[Records]
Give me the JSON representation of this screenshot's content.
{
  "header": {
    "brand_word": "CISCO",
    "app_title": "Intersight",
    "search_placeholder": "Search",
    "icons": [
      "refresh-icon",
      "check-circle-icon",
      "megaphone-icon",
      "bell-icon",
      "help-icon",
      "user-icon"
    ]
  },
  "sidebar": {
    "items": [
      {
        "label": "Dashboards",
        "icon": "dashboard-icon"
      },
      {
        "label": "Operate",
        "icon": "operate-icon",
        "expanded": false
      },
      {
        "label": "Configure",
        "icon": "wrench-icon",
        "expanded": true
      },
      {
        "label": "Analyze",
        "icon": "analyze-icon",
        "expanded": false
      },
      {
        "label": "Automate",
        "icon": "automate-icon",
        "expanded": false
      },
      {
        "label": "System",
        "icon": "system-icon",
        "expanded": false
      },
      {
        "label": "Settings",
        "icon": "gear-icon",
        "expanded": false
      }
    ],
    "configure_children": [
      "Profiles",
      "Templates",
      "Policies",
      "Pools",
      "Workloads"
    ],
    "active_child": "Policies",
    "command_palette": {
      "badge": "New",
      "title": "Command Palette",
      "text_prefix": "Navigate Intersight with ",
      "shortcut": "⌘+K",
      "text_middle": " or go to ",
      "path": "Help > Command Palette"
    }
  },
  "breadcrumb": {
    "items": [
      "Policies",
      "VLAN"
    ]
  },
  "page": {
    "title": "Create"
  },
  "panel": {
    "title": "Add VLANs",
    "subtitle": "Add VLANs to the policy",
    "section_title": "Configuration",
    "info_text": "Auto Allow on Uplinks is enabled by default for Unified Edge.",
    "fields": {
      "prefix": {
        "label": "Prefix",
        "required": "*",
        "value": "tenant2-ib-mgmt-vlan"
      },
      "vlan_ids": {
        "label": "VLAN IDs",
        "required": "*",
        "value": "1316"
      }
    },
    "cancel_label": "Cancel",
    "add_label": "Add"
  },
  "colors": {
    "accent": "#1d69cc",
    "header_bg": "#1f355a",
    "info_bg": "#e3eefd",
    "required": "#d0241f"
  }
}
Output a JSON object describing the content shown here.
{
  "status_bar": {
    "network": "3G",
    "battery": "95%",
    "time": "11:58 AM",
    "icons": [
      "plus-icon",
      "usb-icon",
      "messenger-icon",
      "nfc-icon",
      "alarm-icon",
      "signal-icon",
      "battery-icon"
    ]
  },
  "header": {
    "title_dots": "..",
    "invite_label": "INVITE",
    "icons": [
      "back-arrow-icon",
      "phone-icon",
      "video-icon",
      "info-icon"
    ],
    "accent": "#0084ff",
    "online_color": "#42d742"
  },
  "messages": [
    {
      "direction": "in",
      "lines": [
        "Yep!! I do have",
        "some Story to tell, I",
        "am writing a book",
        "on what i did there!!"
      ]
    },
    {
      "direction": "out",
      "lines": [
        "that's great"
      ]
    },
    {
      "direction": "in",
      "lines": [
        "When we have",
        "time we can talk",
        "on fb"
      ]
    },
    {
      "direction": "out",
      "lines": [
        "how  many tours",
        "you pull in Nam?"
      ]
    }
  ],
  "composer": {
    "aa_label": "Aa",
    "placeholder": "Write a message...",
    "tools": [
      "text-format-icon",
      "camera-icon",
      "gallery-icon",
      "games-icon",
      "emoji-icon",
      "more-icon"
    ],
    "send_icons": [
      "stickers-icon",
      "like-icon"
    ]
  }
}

• [WORK TO COMPLETE]: Copy all data exactly, start to finish.

• [FULL OUTPUT]:
Give me the JSON representation of this screenshot's content.
{
  "header": {
    "brand_word": "CISCO",
    "app_title": "Intersight",
    "search_placeholder": "Search",
    "icons": [
      "refresh-icon",
      "check-circle-icon",
      "megaphone-icon",
      "bell-icon",
      "help-icon",
      "user-icon"
    ]
  },
  "sidebar": {
    "items": [
      {
        "label": "Dashboards",
        "icon": "dashboard-icon"
      },
      {
        "label": "Operate",
        "icon": "operate-icon",
        "expanded": false
      },
      {
        "label": "Configure",
        "icon": "wrench-icon",
        "expanded": true
      },
      {
        "label": "Analyze",
        "icon": "analyze-icon",
        "expanded": false
      },
      {
        "label": "Automate",
        "icon": "automate-icon",
        "expanded": false
      },
      {
        "label": "System",
        "icon": "system-icon",
        "expanded": false
      },
      {
        "label": "Settings",
        "icon": "gear-icon",
        "expanded": false
      }
    ],
    "configure_children": [
      "Profiles",
      "Templates",
      "Policies",
      "Pools",
      "Workloads"
    ],
    "active_child": "Policies",
    "command_palette": {
      "badge": "New",
      "title": "Command Palette",
      "text_prefix": "Navigate Intersight with ",
      "shortcut": "⌘+K",
      "text_middle": " or go to ",
      "path": "Help > Command Palette"
    }
  },
  "breadcrumb": {
    "items": [
      "Policies",
      "VLAN"
    ]
  },
  "page": {
    "title": "Create"
  },
  "panel": {
    "title": "Add VLANs",
    "subtitle": "Add VLANs to the policy",
    "section_title": "Configuration",
    "info_text": "Auto Allow on Uplinks is enabled by default for Unified Edge.",
    "fields": {
      "prefix": {
        "label": "Prefix",
        "required": "*",
        "value": "tenant2-ib-mgmt-vlan"
      },
      "vlan_ids": {
        "label": "VLAN IDs",
        "required": "*",
        "value": "1316"
      }
    },
    "cancel_label": "Cancel",
    "add_label": "Add"
  },
  "colors": {
    "accent": "#1d69cc",
    "header_bg": "#1f355a",
    "info_bg": "#e3eefd",
    "required": "#d0241f"
  }
}
Output a JSON object describing the content shown here.
{
  "status_bar": {
    "network": "3G",
    "battery": "95%",
    "time": "11:58 AM",
    "icons": [
      "plus-icon",
      "usb-icon",
      "messenger-icon",
      "nfc-icon",
      "alarm-icon",
      "signal-icon",
      "battery-icon"
    ]
  },
  "header": {
    "title_dots": "..",
    "invite_label": "INVITE",
    "icons": [
      "back-arrow-icon",
      "phone-icon",
      "video-icon",
      "info-icon"
    ],
    "accent": "#0084ff",
    "online_color": "#42d742"
  },
  "messages": [
    {
      "direction": "in",
      "lines": [
        "Yep!! I do have",
        "some Story to tell, I",
        "am writing a book",
        "on what i did there!!"
      ]
    },
    {
      "direction": "out",
      "lines": [
        "that's great"
      ]
    },
    {
      "direction": "in",
      "lines": [
        "When we have",
        "time we can talk",
        "on fb"
      ]
    },
    {
      "direction": "out",
      "lines": [
        "how  many tours",
        "you pull in Nam?"
      ]
    }
  ],
  "composer": {
    "aa_label": "Aa",
    "placeholder": "Write a message...",
    "tools": [
      "text-format-icon",
      "camera-icon",
      "gallery-icon",
      "games-icon",
      "emoji-icon",
      "more-icon"
    ],
    "send_icons": [
      "stickers-icon",
      "like-icon"
    ]
  }
}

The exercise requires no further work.